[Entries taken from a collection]
[start]
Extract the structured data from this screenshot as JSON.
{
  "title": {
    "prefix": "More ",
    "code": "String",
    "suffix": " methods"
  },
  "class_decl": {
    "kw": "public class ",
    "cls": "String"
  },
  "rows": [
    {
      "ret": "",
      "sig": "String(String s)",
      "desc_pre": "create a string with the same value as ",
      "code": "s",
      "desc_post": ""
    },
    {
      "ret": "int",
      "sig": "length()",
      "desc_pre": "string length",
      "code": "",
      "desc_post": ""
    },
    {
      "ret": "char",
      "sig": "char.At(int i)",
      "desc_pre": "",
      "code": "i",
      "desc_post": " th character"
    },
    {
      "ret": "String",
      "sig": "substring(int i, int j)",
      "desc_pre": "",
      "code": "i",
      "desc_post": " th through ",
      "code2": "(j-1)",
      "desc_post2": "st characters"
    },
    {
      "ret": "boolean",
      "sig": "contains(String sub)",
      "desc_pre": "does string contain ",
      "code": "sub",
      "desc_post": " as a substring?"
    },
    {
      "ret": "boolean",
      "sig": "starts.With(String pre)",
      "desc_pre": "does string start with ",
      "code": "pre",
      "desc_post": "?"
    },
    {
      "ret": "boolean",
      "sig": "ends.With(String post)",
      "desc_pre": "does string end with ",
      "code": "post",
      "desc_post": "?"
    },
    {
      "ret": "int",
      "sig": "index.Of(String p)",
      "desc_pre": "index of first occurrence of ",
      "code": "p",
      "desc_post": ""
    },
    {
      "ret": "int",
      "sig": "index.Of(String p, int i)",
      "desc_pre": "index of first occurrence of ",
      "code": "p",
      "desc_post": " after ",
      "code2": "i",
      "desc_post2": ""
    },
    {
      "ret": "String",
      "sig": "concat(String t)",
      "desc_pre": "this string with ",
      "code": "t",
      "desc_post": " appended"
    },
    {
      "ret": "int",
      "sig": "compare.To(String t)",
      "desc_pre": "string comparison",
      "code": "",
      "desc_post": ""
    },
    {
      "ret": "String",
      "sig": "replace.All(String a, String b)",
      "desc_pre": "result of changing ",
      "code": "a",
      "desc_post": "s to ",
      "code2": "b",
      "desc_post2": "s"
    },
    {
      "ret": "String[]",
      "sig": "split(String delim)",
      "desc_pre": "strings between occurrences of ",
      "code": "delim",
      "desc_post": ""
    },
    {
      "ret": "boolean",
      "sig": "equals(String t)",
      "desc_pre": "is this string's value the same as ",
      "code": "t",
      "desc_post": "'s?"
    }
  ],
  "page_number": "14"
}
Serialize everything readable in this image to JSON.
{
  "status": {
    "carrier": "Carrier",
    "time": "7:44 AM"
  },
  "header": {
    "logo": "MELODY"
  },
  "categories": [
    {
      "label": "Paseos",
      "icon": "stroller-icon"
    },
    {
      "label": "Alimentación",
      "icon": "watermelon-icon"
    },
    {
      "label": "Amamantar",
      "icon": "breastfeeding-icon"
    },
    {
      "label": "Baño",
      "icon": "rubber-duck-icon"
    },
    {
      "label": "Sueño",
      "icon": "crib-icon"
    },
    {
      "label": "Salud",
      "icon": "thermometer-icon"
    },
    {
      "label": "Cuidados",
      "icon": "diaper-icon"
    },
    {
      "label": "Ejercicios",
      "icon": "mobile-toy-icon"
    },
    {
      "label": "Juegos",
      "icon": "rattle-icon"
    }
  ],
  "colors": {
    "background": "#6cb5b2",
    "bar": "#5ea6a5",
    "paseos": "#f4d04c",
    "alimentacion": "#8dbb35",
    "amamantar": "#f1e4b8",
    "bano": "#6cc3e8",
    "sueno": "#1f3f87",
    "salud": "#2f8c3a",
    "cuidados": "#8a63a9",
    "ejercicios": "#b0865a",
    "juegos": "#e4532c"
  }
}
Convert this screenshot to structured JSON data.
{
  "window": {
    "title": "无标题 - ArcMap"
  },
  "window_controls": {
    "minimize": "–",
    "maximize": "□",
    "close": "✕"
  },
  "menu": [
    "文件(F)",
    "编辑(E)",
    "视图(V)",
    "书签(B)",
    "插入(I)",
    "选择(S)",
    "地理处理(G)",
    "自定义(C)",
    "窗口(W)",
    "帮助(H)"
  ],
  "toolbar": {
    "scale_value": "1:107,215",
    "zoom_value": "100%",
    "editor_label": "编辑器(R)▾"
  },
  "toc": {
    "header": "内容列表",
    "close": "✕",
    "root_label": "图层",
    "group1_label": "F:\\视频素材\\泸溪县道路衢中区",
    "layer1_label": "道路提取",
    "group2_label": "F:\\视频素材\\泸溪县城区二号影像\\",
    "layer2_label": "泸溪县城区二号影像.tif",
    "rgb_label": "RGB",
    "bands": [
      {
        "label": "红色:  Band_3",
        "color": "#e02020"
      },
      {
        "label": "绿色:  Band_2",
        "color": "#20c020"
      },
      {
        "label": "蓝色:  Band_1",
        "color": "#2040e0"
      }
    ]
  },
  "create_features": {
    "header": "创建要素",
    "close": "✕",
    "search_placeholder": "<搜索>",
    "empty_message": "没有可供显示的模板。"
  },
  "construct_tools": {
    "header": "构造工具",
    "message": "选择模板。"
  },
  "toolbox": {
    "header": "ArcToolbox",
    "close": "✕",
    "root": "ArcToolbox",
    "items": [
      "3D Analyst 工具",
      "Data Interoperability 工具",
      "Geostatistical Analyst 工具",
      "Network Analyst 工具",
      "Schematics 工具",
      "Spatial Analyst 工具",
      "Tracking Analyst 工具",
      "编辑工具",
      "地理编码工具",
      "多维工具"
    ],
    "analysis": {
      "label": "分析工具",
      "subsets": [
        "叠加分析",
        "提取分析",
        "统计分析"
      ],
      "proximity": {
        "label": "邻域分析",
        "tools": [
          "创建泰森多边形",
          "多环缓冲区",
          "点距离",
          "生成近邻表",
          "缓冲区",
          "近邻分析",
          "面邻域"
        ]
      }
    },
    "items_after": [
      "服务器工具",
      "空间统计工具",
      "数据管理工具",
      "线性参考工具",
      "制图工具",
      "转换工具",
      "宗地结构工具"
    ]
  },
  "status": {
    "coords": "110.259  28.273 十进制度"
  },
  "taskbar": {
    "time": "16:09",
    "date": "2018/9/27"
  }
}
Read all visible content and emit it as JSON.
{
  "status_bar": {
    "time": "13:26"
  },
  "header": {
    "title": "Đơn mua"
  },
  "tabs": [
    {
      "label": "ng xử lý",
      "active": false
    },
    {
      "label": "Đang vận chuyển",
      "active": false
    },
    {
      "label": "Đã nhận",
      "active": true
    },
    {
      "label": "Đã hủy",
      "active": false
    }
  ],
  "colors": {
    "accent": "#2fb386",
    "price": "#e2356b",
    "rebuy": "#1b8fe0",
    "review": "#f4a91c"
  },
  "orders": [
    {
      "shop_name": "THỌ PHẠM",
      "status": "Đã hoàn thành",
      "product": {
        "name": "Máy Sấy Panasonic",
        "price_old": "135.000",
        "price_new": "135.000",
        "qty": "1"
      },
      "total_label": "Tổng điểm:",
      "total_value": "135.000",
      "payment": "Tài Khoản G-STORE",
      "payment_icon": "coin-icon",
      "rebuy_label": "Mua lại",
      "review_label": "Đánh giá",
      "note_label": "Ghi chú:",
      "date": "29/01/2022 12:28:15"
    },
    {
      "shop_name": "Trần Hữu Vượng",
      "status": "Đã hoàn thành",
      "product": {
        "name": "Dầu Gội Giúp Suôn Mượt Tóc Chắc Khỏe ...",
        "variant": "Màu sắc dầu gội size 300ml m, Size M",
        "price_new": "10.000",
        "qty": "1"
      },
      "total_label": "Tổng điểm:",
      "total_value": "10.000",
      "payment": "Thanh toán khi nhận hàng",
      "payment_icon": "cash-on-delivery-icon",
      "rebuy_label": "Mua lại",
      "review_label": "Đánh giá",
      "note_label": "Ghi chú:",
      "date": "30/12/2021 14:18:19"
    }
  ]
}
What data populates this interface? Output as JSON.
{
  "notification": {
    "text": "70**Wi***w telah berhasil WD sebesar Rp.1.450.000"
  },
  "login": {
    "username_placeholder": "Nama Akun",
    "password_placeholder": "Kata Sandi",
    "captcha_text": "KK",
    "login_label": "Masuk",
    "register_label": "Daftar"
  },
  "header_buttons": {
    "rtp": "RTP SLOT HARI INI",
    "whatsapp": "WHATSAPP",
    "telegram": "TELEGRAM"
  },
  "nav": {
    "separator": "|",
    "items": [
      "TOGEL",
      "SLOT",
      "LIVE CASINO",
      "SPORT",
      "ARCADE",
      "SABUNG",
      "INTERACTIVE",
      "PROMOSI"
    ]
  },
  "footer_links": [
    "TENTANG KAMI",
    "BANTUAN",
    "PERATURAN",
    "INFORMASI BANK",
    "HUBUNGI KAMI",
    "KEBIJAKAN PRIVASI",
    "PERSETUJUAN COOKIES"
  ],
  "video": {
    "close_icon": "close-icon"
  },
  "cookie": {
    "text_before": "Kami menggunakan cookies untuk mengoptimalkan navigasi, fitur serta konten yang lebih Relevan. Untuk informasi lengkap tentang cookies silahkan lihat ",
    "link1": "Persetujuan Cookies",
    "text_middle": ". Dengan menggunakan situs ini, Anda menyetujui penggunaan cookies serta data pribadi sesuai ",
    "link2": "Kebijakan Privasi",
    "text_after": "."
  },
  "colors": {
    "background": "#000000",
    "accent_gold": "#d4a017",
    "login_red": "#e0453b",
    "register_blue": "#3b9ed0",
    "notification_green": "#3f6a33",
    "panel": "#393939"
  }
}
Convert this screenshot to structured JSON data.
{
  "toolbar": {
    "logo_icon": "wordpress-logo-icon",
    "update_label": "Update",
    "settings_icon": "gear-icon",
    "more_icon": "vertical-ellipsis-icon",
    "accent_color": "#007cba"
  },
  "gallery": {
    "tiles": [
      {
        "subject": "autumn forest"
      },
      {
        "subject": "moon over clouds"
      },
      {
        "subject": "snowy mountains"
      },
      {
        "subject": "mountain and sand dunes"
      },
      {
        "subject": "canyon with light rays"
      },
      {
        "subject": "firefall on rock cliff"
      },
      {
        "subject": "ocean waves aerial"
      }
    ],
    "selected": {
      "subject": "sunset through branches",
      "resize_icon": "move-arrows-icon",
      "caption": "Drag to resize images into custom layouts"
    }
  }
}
[end]
### Given instruction
Take each line containing the string "nhận" and copy it out.

### Solved exercise
      "label": "Đã nhận",
      "payment": "Thanh toán khi nhận hàng",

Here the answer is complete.